## Exercise
Copy each of the entries below faithfully, setting aside any pictures.

======

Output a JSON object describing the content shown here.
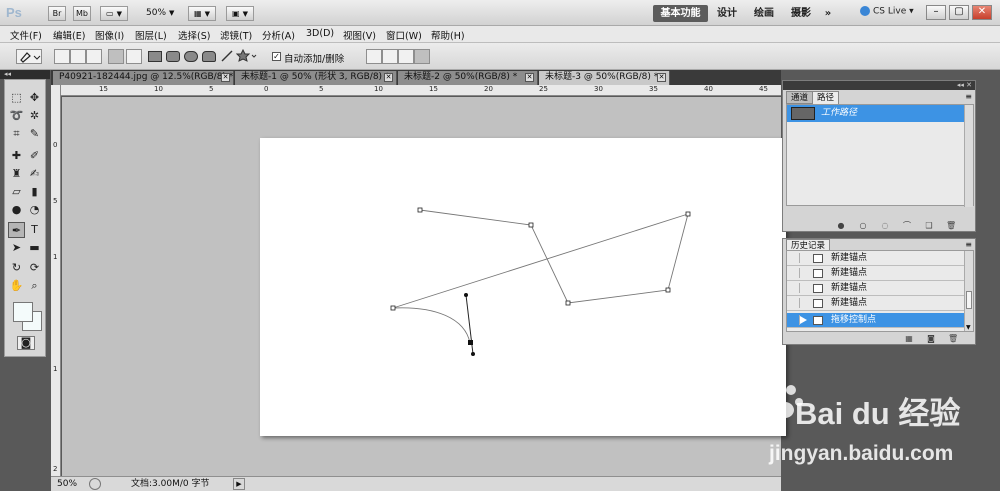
{
  "app": {
    "logo": "Ps",
    "titlebar": {
      "box_labels": [
        "Br",
        "Mb"
      ],
      "zoom": "50%",
      "workspaces": [
        "基本功能",
        "设计",
        "绘画",
        "摄影"
      ],
      "more": "»",
      "cs_live": "CS Live",
      "win_controls": [
        "–",
        "▢",
        "✕"
      ]
    }
  },
  "menu": [
    "文件(F)",
    "编辑(E)",
    "图像(I)",
    "图层(L)",
    "选择(S)",
    "滤镜(T)",
    "分析(A)",
    "3D(D)",
    "视图(V)",
    "窗口(W)",
    "帮助(H)"
  ],
  "options": {
    "auto_add_delete": "自动添加/删除",
    "checkbox_mark": "✓"
  },
  "tabs": [
    {
      "label": "P40921-182444.jpg @ 12.5%(RGB/8) *"
    },
    {
      "label": "未标题-1 @ 50% (形状 3, RGB/8) *"
    },
    {
      "label": "未标题-2 @ 50%(RGB/8) *"
    },
    {
      "label": "未标题-3 @ 50%(RGB/8) *"
    }
  ],
  "rulers": {
    "h_labels": [
      "15",
      "10",
      "5",
      "0",
      "5",
      "10",
      "15",
      "20",
      "25",
      "30",
      "35",
      "40",
      "45"
    ],
    "v_labels": [
      "0",
      "5",
      "1",
      "1",
      "2"
    ]
  },
  "status": {
    "zoom": "50%",
    "doc_info": "文档:3.00M/0 字节",
    "arrow": "▶"
  },
  "paths_panel": {
    "tabs": [
      "通道",
      "路径"
    ],
    "work_path": "工作路径",
    "menu": "≡",
    "collapse": "◂◂ ✕"
  },
  "history_panel": {
    "title": "历史记录",
    "items": [
      "新建锚点",
      "新建锚点",
      "新建锚点",
      "新建锚点",
      "拖移控制点"
    ],
    "active_index": 4,
    "menu": "≡",
    "scroll_arrow": "▼"
  },
  "watermark": {
    "brand": "Bai du 经验",
    "url": "jingyan.baidu.com"
  },
  "colors": {
    "selection_blue": "#3d93e4",
    "dark_bg": "#595959",
    "canvas_bg": "#c1c1c1"
  },
  "icons": [
    "pen-tool-icon",
    "marquee-icon",
    "move-icon",
    "lasso-icon",
    "magic-wand-icon",
    "crop-icon",
    "eyedropper-icon",
    "brush-icon",
    "stamp-icon",
    "eraser-icon",
    "gradient-icon",
    "blur-icon",
    "dodge-icon",
    "type-icon",
    "path-select-icon",
    "shape-icon",
    "hand-icon",
    "zoom-icon",
    "3d-rotate-icon",
    "quick-mask-icon"
  ]
}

======

## Problem solution
Output a JSON object describing the content shown here.
{
  "app": {
    "logo": "Ps",
    "titlebar": {
      "box_labels": [
        "Br",
        "Mb"
      ],
      "zoom": "50%",
      "workspaces": [
        "基本功能",
        "设计",
        "绘画",
        "摄影"
      ],
      "more": "»",
      "cs_live": "CS Live",
      "win_controls": [
        "–",
        "▢",
        "✕"
      ]
    }
  },
  "menu": [
    "文件(F)",
    "编辑(E)",
    "图像(I)",
    "图层(L)",
    "选择(S)",
    "滤镜(T)",
    "分析(A)",
    "3D(D)",
    "视图(V)",
    "窗口(W)",
    "帮助(H)"
  ],
  "options": {
    "auto_add_delete": "自动添加/删除",
    "checkbox_mark": "✓"
  },
  "tabs": [
    {
      "label": "P40921-182444.jpg @ 12.5%(RGB/8) *"
    },
    {
      "label": "未标题-1 @ 50% (形状 3, RGB/8) *"
    },
    {
      "label": "未标题-2 @ 50%(RGB/8) *"
    },
    {
      "label": "未标题-3 @ 50%(RGB/8) *"
    }
  ],
  "rulers": {
    "h_labels": [
      "15",
      "10",
      "5",
      "0",
      "5",
      "10",
      "15",
      "20",
      "25",
      "30",
      "35",
      "40",
      "45"
    ],
    "v_labels": [
      "0",
      "5",
      "1",
      "1",
      "2"
    ]
  },
  "status": {
    "zoom": "50%",
    "doc_info": "文档:3.00M/0 字节",
    "arrow": "▶"
  },
  "paths_panel": {
    "tabs": [
      "通道",
      "路径"
    ],
    "work_path": "工作路径",
    "menu": "≡",
    "collapse": "◂◂ ✕"
  },
  "history_panel": {
    "title": "历史记录",
    "items": [
      "新建锚点",
      "新建锚点",
      "新建锚点",
      "新建锚点",
      "拖移控制点"
    ],
    "active_index": 4,
    "menu": "≡",
    "scroll_arrow": "▼"
  },
  "watermark": {
    "brand": "Bai du 经验",
    "url": "jingyan.baidu.com"
  },
  "colors": {
    "selection_blue": "#3d93e4",
    "dark_bg": "#595959",
    "canvas_bg": "#c1c1c1"
  },
  "icons": [
    "pen-tool-icon",
    "marquee-icon",
    "move-icon",
    "lasso-icon",
    "magic-wand-icon",
    "crop-icon",
    "eyedropper-icon",
    "brush-icon",
    "stamp-icon",
    "eraser-icon",
    "gradient-icon",
    "blur-icon",
    "dodge-icon",
    "type-icon",
    "path-select-icon",
    "shape-icon",
    "hand-icon",
    "zoom-icon",
    "3d-rotate-icon",
    "quick-mask-icon"
  ]
}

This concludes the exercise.